What this task involves → Search the listing for the string "Program" and copy every line that contains it.
● ● ●
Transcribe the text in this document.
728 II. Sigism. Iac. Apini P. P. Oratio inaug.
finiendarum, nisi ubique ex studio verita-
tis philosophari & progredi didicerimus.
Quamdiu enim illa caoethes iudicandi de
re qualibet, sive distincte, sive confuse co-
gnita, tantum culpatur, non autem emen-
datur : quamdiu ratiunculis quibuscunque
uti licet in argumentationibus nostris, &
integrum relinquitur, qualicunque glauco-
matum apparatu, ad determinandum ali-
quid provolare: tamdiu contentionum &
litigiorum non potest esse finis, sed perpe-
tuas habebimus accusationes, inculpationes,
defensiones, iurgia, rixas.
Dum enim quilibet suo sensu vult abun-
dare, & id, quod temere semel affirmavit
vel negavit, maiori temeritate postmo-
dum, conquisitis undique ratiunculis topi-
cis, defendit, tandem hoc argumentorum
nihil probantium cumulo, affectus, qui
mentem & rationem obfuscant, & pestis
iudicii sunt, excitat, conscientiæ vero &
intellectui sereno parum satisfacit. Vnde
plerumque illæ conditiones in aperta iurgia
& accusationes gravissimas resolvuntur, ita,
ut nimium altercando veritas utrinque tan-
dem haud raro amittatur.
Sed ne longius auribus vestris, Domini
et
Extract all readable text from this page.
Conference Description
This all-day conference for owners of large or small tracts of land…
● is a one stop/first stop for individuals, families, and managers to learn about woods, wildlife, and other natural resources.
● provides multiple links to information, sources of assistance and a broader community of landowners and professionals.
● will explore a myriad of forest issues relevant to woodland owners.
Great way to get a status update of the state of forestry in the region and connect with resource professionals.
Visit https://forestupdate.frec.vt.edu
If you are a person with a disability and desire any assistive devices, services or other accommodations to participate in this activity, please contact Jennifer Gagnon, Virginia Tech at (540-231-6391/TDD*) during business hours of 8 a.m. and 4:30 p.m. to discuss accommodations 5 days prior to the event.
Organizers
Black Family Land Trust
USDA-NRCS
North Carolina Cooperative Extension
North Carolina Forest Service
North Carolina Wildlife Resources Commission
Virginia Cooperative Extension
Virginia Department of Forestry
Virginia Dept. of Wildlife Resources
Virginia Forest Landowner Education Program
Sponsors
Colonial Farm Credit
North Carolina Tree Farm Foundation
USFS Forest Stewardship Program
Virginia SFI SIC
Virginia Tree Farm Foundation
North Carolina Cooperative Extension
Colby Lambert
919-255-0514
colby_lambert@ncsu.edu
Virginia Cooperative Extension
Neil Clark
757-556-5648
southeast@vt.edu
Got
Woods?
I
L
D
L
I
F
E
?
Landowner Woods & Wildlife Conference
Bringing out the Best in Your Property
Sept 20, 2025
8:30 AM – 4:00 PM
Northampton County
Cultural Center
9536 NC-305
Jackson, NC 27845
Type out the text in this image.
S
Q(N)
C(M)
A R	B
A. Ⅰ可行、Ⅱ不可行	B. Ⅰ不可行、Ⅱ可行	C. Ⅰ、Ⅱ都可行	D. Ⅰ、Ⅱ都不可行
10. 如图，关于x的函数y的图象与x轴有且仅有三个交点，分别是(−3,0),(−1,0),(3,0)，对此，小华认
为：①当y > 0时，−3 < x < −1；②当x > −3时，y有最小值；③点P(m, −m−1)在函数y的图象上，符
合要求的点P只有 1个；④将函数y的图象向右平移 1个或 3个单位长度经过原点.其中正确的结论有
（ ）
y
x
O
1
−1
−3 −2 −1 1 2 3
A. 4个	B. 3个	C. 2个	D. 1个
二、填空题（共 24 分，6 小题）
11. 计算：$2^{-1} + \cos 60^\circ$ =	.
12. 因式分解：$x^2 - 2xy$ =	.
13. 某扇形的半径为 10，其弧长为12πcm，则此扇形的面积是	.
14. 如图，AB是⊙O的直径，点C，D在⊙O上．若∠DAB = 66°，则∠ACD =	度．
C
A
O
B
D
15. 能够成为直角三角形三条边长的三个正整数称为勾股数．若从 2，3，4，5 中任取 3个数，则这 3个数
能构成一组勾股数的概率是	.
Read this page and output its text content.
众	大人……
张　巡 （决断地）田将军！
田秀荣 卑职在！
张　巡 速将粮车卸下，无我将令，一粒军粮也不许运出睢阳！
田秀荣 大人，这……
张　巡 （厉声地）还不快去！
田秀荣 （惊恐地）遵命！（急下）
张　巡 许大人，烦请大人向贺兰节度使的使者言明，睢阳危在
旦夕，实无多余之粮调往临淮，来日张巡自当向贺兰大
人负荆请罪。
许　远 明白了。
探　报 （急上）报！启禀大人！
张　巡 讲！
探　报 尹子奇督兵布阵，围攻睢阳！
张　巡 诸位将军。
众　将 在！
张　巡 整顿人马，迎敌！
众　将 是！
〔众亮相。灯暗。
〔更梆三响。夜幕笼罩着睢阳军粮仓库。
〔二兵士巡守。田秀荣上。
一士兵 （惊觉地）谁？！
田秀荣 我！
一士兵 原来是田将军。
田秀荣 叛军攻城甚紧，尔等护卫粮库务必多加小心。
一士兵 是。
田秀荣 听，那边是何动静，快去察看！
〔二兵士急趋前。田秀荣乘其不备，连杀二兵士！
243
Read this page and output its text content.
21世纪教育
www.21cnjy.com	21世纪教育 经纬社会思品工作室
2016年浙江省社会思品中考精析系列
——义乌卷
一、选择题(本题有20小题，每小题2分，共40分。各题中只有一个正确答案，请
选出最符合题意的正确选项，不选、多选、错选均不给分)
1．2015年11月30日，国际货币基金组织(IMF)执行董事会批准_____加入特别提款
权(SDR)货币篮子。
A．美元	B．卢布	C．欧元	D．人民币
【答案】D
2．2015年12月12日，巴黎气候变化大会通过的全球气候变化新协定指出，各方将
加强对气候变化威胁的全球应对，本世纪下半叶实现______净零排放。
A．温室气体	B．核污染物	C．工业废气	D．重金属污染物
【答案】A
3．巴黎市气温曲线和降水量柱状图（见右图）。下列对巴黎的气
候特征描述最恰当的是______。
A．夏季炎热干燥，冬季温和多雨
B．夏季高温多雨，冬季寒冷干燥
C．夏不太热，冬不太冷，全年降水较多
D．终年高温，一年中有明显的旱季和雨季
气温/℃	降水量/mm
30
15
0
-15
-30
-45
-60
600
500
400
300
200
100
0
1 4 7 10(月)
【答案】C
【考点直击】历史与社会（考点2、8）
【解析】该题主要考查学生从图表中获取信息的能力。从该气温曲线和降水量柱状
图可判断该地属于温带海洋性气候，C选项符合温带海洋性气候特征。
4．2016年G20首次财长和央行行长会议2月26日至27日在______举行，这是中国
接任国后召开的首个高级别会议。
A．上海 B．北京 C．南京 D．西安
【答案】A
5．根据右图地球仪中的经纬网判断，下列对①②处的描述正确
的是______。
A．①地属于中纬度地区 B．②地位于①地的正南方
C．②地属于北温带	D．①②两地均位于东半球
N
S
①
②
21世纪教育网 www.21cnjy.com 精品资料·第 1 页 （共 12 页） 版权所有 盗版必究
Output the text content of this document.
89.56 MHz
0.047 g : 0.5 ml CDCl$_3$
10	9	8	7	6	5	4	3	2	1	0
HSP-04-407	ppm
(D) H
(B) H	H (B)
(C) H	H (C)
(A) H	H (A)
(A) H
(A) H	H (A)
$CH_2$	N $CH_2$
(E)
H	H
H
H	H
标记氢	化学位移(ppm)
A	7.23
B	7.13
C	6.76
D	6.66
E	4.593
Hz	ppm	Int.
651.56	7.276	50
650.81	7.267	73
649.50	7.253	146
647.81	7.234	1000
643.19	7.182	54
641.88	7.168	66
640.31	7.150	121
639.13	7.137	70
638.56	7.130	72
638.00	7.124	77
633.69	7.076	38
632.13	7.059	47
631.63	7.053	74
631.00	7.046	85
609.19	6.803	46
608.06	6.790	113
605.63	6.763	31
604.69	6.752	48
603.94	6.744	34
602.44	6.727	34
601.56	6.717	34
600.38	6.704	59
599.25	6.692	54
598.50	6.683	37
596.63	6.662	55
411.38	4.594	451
● ● ●
Complete response →
Virginia Forest Landowner Education Program
USFS Forest Stewardship Program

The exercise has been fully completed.